出題 1: 新渡戸稲造と『武士道』についての文章の、「読売「セウォル号船長も新渡戸稲造の『武士道』を一度でも読んでいれば・・・」」から「とがずっと胸につかえていた。」までの部分を、「ドイツ」を「イギリス」に差し替えて書き直してください。
出題 2: 新渡戸稲造と『武士道』についての文章を、最後の文の後から書き継いでください。
====== 提示文
読売「セウォル号船長も新渡戸稲造の『武士道』を一度でも読んでいれば・・・」
19世紀末、世界の注目を集めた日清戦争に勝ったとはいえ、当時の日本はアジアのどこにあるのか欧米では理解されていなかった。
「日本と世界をつなぐ懸け橋になりたい」と誓い、ドイツに留学していた新渡戸稲造は、ベルギーの法学者から
「日本では宗教教育をせずに、どのようにして道徳を教えているのか」と聞かれ、答えに窮したことがずっと胸につかえていた。
盛岡藩士の三男に生まれた稲造は、武士の道の中にその答えがあると考え、1900年、滞在先のアメリカで出版したのが「武士道」だった。
成文化されてはいなくても、仁、義、名誉、勇、誠などを守ることを美徳とする日本人の考え方を堪能な英語力で表現した。
============
====== データ抜粋
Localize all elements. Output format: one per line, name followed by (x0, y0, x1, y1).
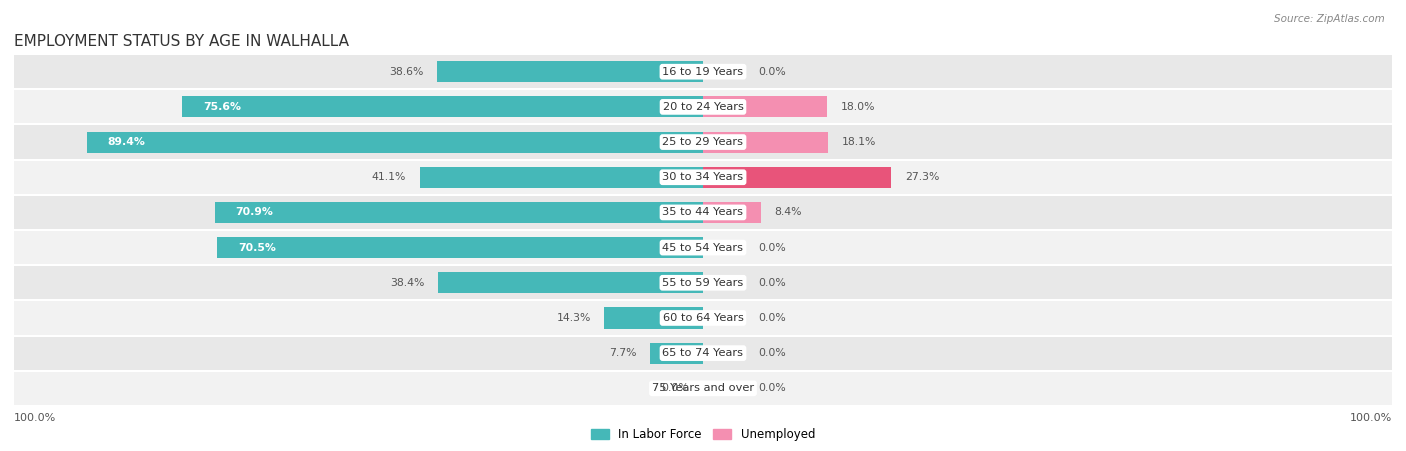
============
====== データ抜粋
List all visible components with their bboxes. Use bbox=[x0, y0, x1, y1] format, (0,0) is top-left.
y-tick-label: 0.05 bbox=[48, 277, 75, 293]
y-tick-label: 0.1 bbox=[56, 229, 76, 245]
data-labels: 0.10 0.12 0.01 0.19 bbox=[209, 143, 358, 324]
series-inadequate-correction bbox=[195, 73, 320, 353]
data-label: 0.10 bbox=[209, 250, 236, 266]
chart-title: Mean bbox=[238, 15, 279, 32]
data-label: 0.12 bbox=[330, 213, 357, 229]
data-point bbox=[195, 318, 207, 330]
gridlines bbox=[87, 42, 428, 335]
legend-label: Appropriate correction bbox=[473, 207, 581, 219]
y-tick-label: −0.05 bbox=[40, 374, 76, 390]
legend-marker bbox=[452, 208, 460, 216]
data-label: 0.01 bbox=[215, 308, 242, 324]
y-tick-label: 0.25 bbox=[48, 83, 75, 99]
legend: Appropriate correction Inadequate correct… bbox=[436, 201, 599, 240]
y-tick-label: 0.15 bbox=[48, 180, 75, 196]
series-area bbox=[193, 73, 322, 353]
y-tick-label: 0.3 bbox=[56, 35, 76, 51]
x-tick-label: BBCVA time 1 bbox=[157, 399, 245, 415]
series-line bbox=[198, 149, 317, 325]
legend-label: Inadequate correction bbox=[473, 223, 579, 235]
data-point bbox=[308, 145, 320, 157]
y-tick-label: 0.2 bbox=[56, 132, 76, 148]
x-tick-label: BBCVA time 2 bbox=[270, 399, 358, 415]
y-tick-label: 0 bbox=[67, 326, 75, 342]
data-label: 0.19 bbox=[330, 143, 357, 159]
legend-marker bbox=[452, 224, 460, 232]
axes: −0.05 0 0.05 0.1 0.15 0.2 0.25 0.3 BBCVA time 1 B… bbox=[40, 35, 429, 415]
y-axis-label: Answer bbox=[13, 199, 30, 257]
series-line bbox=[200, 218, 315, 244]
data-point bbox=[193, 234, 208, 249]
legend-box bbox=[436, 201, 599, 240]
============
解答文 1:
読売「セウォル号船長も新渡戸稲造の『武士道』を一度でも読んでいれば・・・」
19世紀末、世界の注目を集めた日清戦争に勝ったとはいえ、当時の日本はアジアのどこにあるのか欧米では理解されていなかった。
「日本と世界をつなぐ懸け橋になりたい」と誓い、イギリスに留学していた新渡戸稲造は、ベルギーの法学者から
「日本では宗教教育をせずに、どのようにして道徳を教えているのか」と聞かれ、答えに窮したことがずっと胸につかえていた。

解答文 2:
ニューヨークではベストセラーになり、感銘を受けたセオドア・ルーズベルト大統領が子供たちに読むよう薦めたほどだ。
ただ、日本と海外の思想の対比に孔子やプラトン、シェークスピアからローマの軍人の言葉まで幅広い分野から引用していることもあり、難解な部分もある。
盛岡市先人記念館学芸員の久保田さやかさん(34)は「『武士道』の研究者の間でも、その出典はすべては分かっていないと言われます」と話す。稲造の知識は当時の日本人の常識を超えていた。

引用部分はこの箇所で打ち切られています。